> [Given instruction] Restate the full listing word for word and leave the pictures out.

> [Input for this task]
..............................
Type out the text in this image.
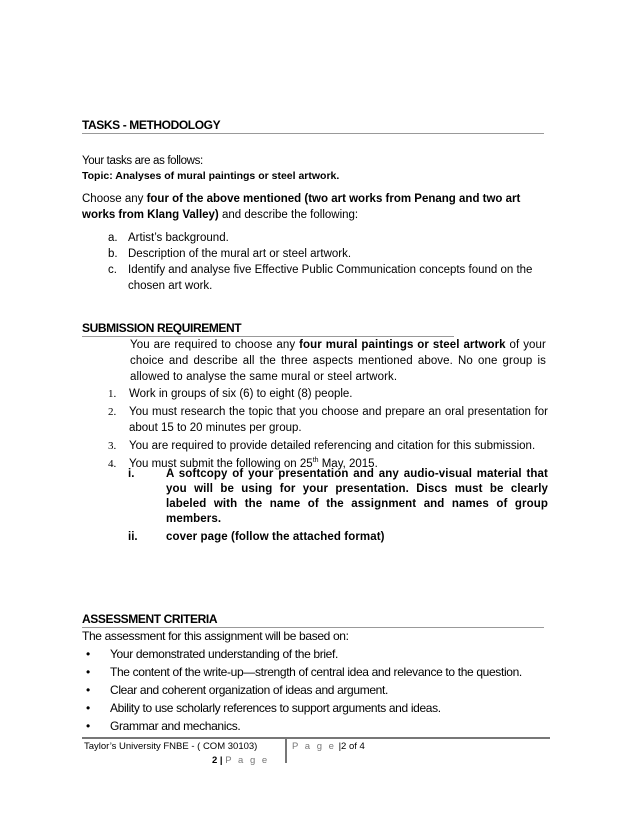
TASKS - METHODOLOGY
Your tasks are as follows:
Topic: Analyses of mural paintings or steel artwork.
Choose any four of the above mentioned (two art works from Penang and two art works from Klang Valley) and describe the following:
a. Artist’s background.
b. Description of the mural art or steel artwork.
c. Identify and analyse five Effective Public Communication concepts found on the chosen art work.
SUBMISSION REQUIREMENT
You are required to choose any four mural paintings or steel artwork of your choice and describe all the three aspects mentioned above. No one group is allowed to analyse the same mural or steel artwork.
1.	Work in groups of six (6) to eight (8) people.
2.	You must research the topic that you choose and prepare an oral presentation for about 15 to 20 minutes per group.
3.	You are required to provide detailed referencing and citation for this submission.
4.	You must submit the following on 25th May, 2015.
i.	A softcopy of your presentation and any audio-visual material that you will be using for your presentation. Discs must be clearly labeled with the name of the assignment and names of group members.
ii.	cover page (follow the attached format)
ASSESSMENT CRITERIA
The assessment for this assignment will be based on:
•	Your demonstrated understanding of the brief.
•	The content of the write-up—strength of central idea and relevance to the question.
•	Clear and coherent organization of ideas and argument.
•	Ability to use scholarly references to support arguments and ideas.
•	Grammar and mechanics.
Taylor’s University FNBE - ( COM 30103)	P a g e |2 of 4
2 | P a g e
..............................
> [Result]
Type out the text in this image.
TASKS - METHODOLOGY
Your tasks are as follows:
Topic: Analyses of mural paintings or steel artwork.
Choose any four of the above mentioned (two art works from Penang and two art works from Klang Valley) and describe the following:
a. Artist’s background.
b. Description of the mural art or steel artwork.
c. Identify and analyse five Effective Public Communication concepts found on the chosen art work.
SUBMISSION REQUIREMENT
You are required to choose any four mural paintings or steel artwork of your choice and describe all the three aspects mentioned above. No one group is allowed to analyse the same mural or steel artwork.
1.	Work in groups of six (6) to eight (8) people.
2.	You must research the topic that you choose and prepare an oral presentation for about 15 to 20 minutes per group.
3.	You are required to provide detailed referencing and citation for this submission.
4.	You must submit the following on 25th May, 2015.
i.	A softcopy of your presentation and any audio-visual material that you will be using for your presentation. Discs must be clearly labeled with the name of the assignment and names of group members.
ii.	cover page (follow the attached format)
ASSESSMENT CRITERIA
The assessment for this assignment will be based on:
•	Your demonstrated understanding of the brief.
•	The content of the write-up—strength of central idea and relevance to the question.
•	Clear and coherent organization of ideas and argument.
•	Ability to use scholarly references to support arguments and ideas.
•	Grammar and mechanics.
Taylor’s University FNBE - ( COM 30103)	P a g e |2 of 4
2 | P a g e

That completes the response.